Where a line contains the word "SADIK", copy that line in full.

* BEGIN PROVIDED ENTRIES *

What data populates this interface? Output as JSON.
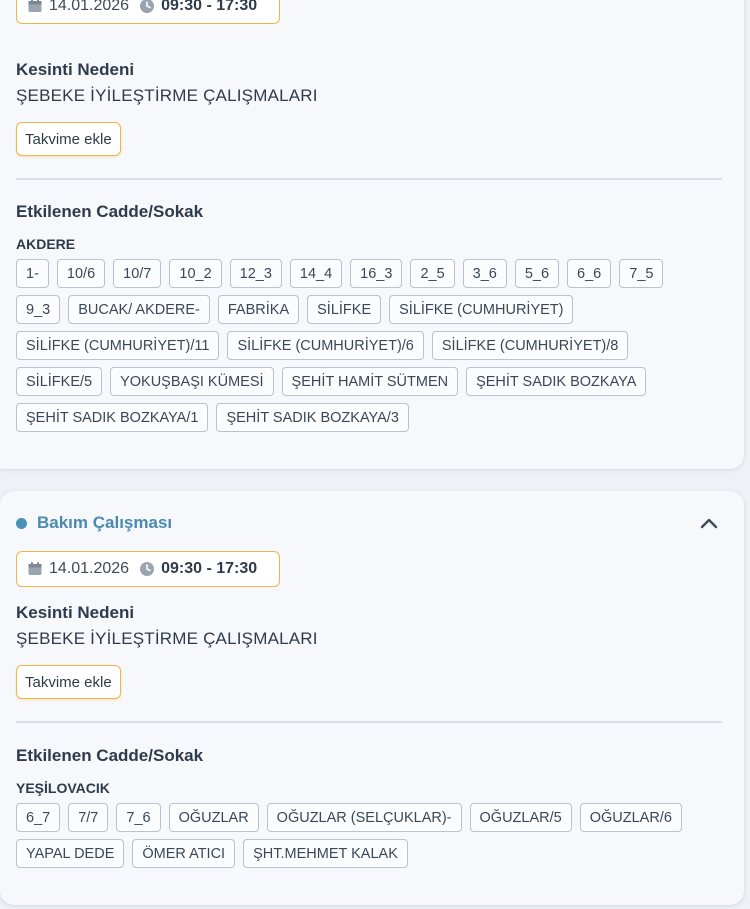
{
  "colors": {
    "accent_orange": "#f0b54a",
    "type_blue": "#4a8ab0",
    "tag_border": "#b8c3cf"
  },
  "cards": [
    {
      "date": "14.01.2026",
      "time": "09:30 - 17:30",
      "reason_label": "Kesinti Nedeni",
      "reason_value": "ŞEBEKE İYİLEŞTİRME ÇALIŞMALARI",
      "calendar_button": "Takvime ekle",
      "streets_heading": "Etkilenen Cadde/Sokak",
      "region": "AKDERE",
      "streets": [
        "1-",
        "10/6",
        "10/7",
        "10_2",
        "12_3",
        "14_4",
        "16_3",
        "2_5",
        "3_6",
        "5_6",
        "6_6",
        "7_5",
        "9_3",
        "BUCAK/ AKDERE-",
        "FABRİKA",
        "SİLİFKE",
        "SİLİFKE (CUMHURİYET)",
        "SİLİFKE (CUMHURİYET)/11",
        "SİLİFKE (CUMHURİYET)/6",
        "SİLİFKE (CUMHURİYET)/8",
        "SİLİFKE/5",
        "YOKUŞBAŞI KÜMESİ",
        "ŞEHİT HAMİT SÜTMEN",
        "ŞEHİT SADIK BOZKAYA",
        "ŞEHİT SADIK BOZKAYA/1",
        "ŞEHİT SADIK BOZKAYA/3"
      ]
    },
    {
      "type": "Bakım Çalışması",
      "date": "14.01.2026",
      "time": "09:30 - 17:30",
      "reason_label": "Kesinti Nedeni",
      "reason_value": "ŞEBEKE İYİLEŞTİRME ÇALIŞMALARI",
      "calendar_button": "Takvime ekle",
      "streets_heading": "Etkilenen Cadde/Sokak",
      "region": "YEŞİLOVACIK",
      "streets": [
        "6_7",
        "7/7",
        "7_6",
        "OĞUZLAR",
        "OĞUZLAR (SELÇUKLAR)-",
        "OĞUZLAR/5",
        "OĞUZLAR/6",
        "YAPAL DEDE",
        "ÖMER ATICI",
        "ŞHT.MEHMET KALAK"
      ]
    }
  ]
}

* END PROVIDED ENTRIES *

**SOLUTION TO THE EXERCISE**
        "ŞEHİT SADIK BOZKAYA",
        "ŞEHİT SADIK BOZKAYA/1",
        "ŞEHİT SADIK BOZKAYA/3"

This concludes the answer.